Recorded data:
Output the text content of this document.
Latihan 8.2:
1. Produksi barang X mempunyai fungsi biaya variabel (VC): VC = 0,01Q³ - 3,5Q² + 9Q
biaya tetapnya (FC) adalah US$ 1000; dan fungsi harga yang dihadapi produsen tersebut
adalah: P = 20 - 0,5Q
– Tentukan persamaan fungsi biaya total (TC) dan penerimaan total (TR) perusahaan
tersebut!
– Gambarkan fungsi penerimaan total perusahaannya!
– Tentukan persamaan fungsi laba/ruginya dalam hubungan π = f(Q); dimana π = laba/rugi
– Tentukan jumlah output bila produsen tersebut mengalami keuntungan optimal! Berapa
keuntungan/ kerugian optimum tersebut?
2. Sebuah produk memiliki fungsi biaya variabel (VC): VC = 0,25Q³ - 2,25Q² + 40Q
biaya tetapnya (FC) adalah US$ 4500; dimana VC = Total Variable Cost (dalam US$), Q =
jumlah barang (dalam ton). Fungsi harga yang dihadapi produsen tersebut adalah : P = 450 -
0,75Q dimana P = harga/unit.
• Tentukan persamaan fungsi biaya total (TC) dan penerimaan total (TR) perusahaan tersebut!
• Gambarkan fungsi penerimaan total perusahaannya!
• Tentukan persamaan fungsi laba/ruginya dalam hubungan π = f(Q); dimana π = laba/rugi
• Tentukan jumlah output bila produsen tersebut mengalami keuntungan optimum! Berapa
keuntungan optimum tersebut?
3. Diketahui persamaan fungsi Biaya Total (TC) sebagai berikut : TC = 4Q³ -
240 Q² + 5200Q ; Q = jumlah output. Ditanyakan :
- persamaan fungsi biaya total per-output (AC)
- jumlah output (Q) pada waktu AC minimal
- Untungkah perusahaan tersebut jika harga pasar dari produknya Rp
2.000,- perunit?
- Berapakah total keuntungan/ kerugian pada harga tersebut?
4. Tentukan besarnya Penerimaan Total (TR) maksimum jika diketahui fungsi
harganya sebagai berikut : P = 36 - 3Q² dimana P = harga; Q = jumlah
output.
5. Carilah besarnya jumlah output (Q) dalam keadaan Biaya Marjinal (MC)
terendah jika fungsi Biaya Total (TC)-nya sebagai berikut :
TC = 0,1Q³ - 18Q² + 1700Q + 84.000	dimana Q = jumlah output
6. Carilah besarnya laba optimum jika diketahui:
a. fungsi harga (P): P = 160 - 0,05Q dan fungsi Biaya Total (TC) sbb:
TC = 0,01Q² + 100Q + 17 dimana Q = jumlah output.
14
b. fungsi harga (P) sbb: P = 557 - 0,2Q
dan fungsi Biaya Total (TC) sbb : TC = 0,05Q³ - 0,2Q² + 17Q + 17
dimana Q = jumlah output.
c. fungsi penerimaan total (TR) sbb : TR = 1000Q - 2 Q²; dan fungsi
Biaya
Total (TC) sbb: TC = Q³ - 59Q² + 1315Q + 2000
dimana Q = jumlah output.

◆ **WHAT IS NEEDED**: Extract each record, keeping it identical to the original.

◆ **SOLVED EXERCISE**:
Output the text content of this document.
Latihan 8.2:
1. Produksi barang X mempunyai fungsi biaya variabel (VC): VC = 0,01Q³ - 3,5Q² + 9Q
biaya tetapnya (FC) adalah US$ 1000; dan fungsi harga yang dihadapi produsen tersebut
adalah: P = 20 - 0,5Q
– Tentukan persamaan fungsi biaya total (TC) dan penerimaan total (TR) perusahaan
tersebut!
– Gambarkan fungsi penerimaan total perusahaannya!
– Tentukan persamaan fungsi laba/ruginya dalam hubungan π = f(Q); dimana π = laba/rugi
– Tentukan jumlah output bila produsen tersebut mengalami keuntungan optimal! Berapa
keuntungan/ kerugian optimum tersebut?
2. Sebuah produk memiliki fungsi biaya variabel (VC): VC = 0,25Q³ - 2,25Q² + 40Q
biaya tetapnya (FC) adalah US$ 4500; dimana VC = Total Variable Cost (dalam US$), Q =
jumlah barang (dalam ton). Fungsi harga yang dihadapi produsen tersebut adalah : P = 450 -
0,75Q dimana P = harga/unit.
• Tentukan persamaan fungsi biaya total (TC) dan penerimaan total (TR) perusahaan tersebut!
• Gambarkan fungsi penerimaan total perusahaannya!
• Tentukan persamaan fungsi laba/ruginya dalam hubungan π = f(Q); dimana π = laba/rugi
• Tentukan jumlah output bila produsen tersebut mengalami keuntungan optimum! Berapa
keuntungan optimum tersebut?
3. Diketahui persamaan fungsi Biaya Total (TC) sebagai berikut : TC = 4Q³ -
240 Q² + 5200Q ; Q = jumlah output. Ditanyakan :
- persamaan fungsi biaya total per-output (AC)
- jumlah output (Q) pada waktu AC minimal
- Untungkah perusahaan tersebut jika harga pasar dari produknya Rp
2.000,- perunit?
- Berapakah total keuntungan/ kerugian pada harga tersebut?
4. Tentukan besarnya Penerimaan Total (TR) maksimum jika diketahui fungsi
harganya sebagai berikut : P = 36 - 3Q² dimana P = harga; Q = jumlah
output.
5. Carilah besarnya jumlah output (Q) dalam keadaan Biaya Marjinal (MC)
terendah jika fungsi Biaya Total (TC)-nya sebagai berikut :
TC = 0,1Q³ - 18Q² + 1700Q + 84.000	dimana Q = jumlah output
6. Carilah besarnya laba optimum jika diketahui:
a. fungsi harga (P): P = 160 - 0,05Q dan fungsi Biaya Total (TC) sbb:
TC = 0,01Q² + 100Q + 17 dimana Q = jumlah output.
14
b. fungsi harga (P) sbb: P = 557 - 0,2Q
dan fungsi Biaya Total (TC) sbb : TC = 0,05Q³ - 0,2Q² + 17Q + 17
dimana Q = jumlah output.
c. fungsi penerimaan total (TR) sbb : TR = 1000Q - 2 Q²; dan fungsi
Biaya
Total (TC) sbb: TC = Q³ - 59Q² + 1315Q + 2000
dimana Q = jumlah output.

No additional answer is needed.